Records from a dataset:
-.-.-

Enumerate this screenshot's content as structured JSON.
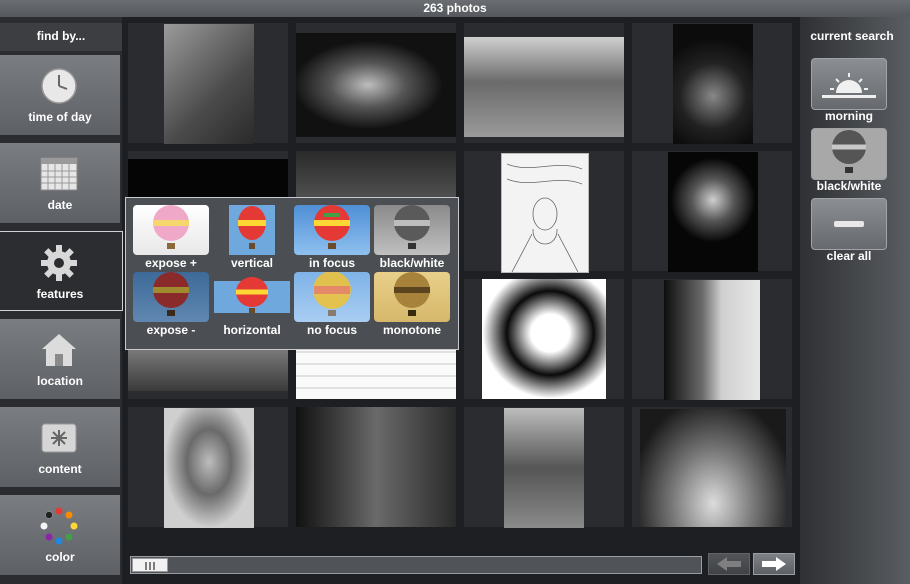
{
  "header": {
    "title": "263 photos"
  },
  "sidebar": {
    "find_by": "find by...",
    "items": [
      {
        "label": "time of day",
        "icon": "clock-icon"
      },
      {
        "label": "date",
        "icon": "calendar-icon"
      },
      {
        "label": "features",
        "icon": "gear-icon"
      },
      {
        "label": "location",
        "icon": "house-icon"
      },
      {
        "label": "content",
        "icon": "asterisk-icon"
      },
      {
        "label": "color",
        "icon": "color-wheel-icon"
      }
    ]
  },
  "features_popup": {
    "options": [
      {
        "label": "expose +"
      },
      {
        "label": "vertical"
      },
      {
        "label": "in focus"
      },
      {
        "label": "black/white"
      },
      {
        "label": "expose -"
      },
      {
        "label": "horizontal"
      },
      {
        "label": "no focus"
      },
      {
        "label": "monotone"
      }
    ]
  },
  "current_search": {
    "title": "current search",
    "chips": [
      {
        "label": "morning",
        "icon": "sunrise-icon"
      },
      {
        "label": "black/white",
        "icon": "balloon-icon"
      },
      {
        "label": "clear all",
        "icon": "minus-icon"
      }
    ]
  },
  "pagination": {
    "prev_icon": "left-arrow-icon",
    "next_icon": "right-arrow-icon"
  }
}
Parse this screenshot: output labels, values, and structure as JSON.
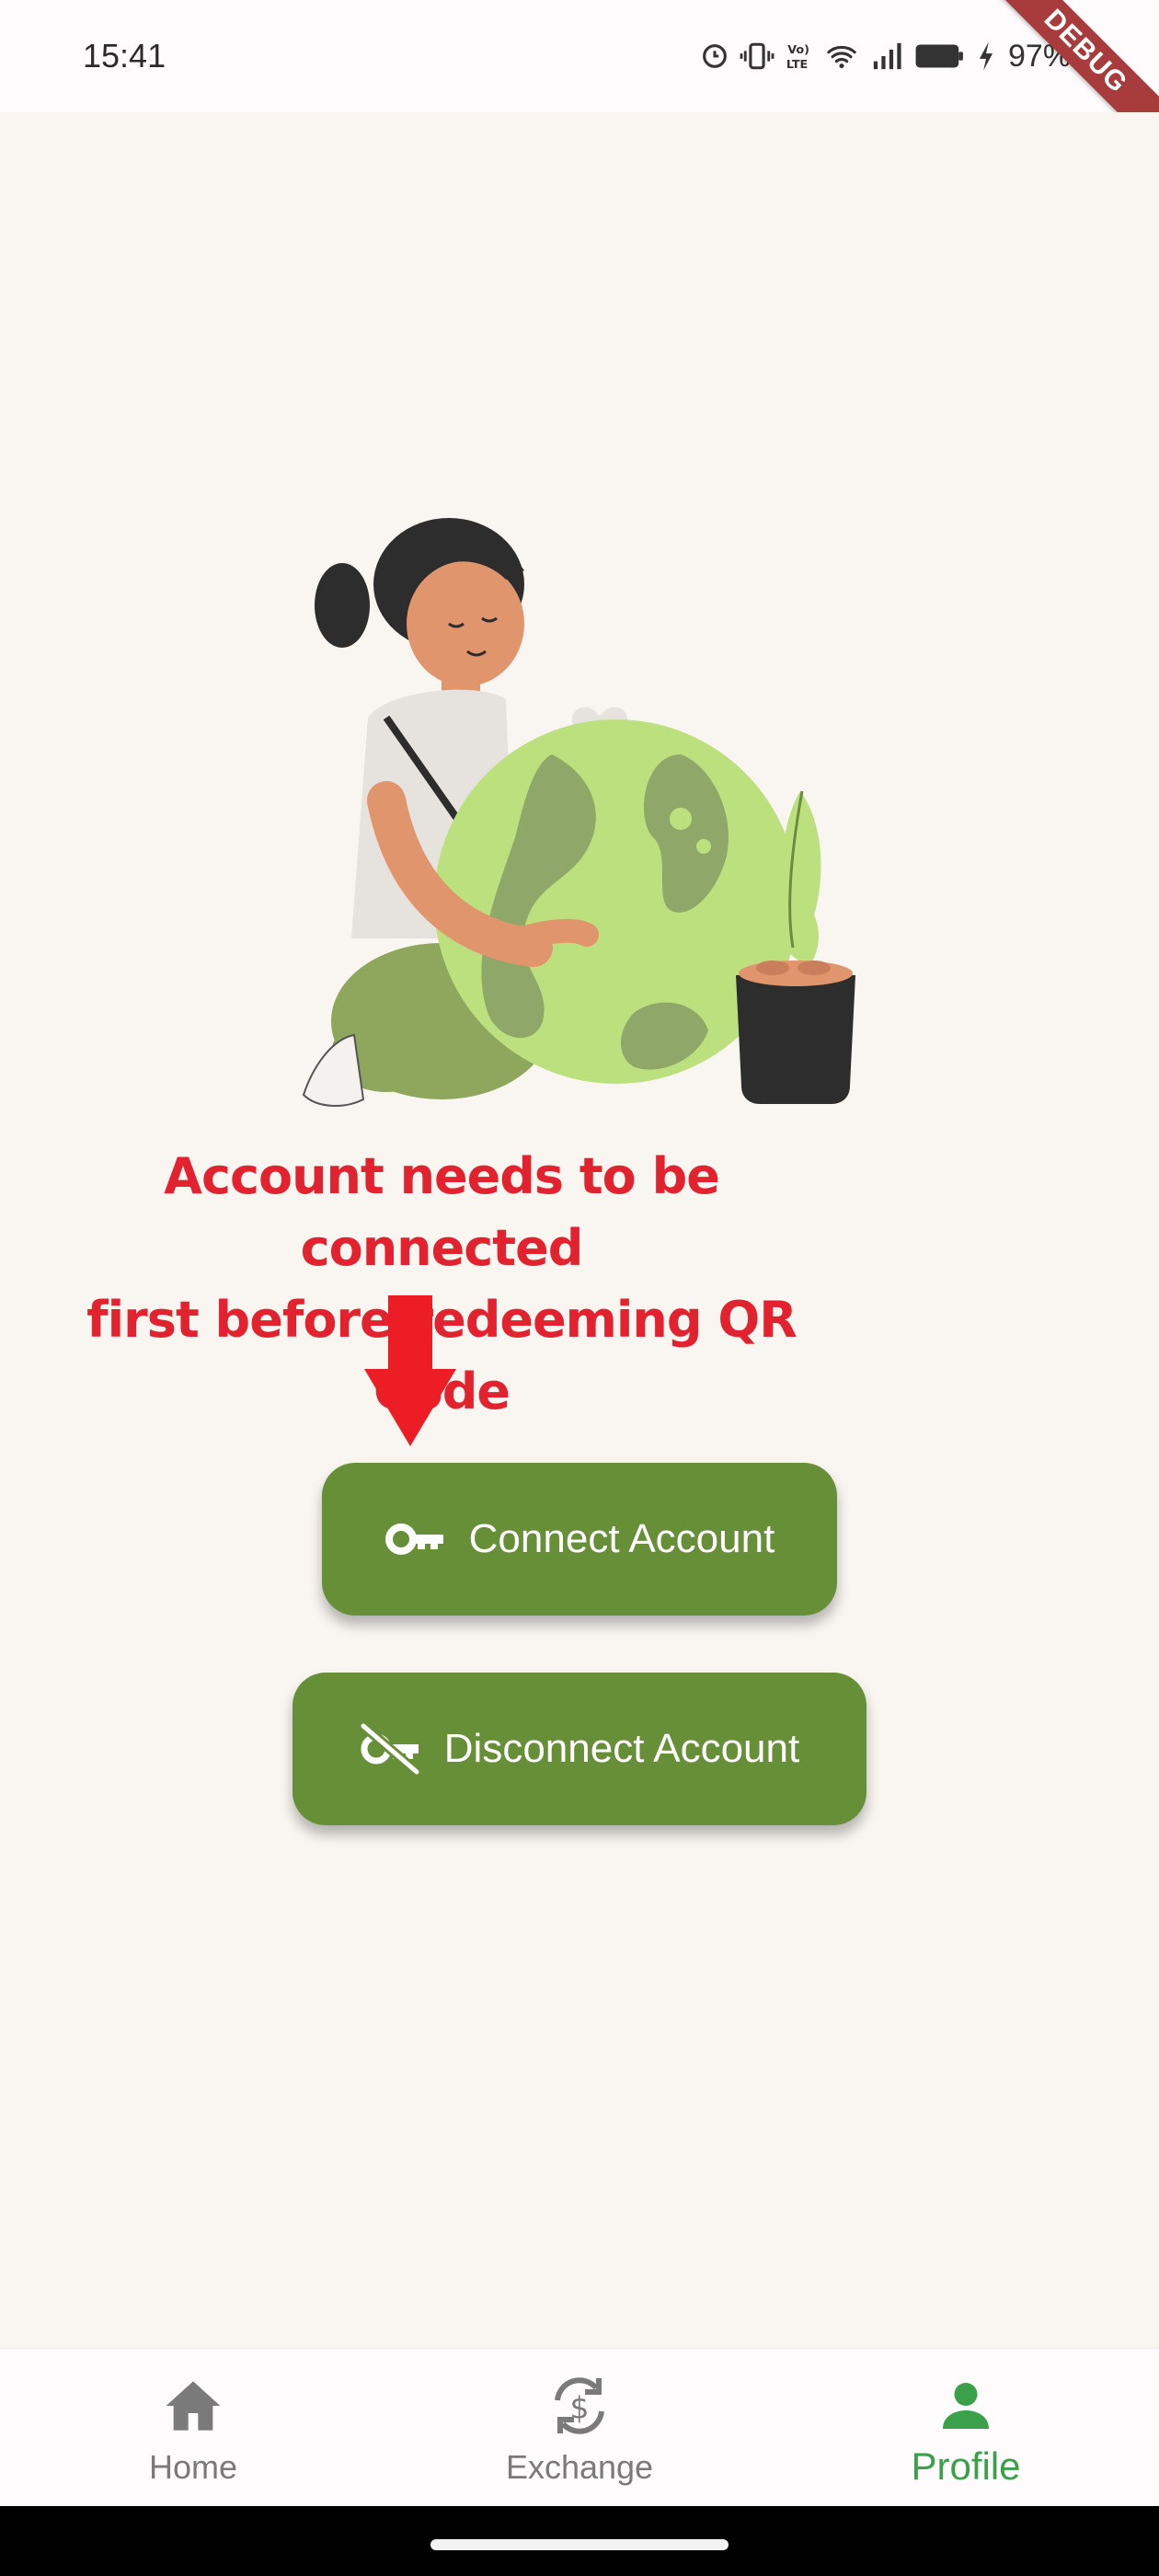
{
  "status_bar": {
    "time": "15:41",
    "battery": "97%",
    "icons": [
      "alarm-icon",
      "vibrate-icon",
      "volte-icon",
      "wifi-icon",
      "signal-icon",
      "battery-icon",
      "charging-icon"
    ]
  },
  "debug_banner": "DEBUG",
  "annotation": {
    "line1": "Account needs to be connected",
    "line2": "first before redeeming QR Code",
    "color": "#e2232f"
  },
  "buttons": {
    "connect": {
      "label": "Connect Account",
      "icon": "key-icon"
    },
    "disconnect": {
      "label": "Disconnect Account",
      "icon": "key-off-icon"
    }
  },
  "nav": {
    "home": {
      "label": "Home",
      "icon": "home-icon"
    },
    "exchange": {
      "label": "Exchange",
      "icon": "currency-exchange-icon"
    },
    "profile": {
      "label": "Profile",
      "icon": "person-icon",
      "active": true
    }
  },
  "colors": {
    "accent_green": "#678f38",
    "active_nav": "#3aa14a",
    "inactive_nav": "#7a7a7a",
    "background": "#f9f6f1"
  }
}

-.-.-

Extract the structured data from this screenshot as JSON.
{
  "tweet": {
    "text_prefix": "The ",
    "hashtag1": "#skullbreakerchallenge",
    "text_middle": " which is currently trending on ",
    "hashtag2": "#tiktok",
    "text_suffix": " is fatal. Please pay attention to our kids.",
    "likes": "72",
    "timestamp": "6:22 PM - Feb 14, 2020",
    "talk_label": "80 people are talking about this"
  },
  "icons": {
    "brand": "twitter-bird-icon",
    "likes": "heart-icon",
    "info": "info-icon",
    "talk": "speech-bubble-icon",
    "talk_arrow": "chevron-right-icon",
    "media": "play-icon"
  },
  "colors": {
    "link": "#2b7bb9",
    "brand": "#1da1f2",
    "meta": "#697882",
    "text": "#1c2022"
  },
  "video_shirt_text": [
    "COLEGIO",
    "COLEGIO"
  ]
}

-.-.-

[What is asked]
Search the data above for the string "structured" and return every line that has it.

[The output]
Enumerate this screenshot's content as structured JSON.
Extract the structured data from this screenshot as JSON.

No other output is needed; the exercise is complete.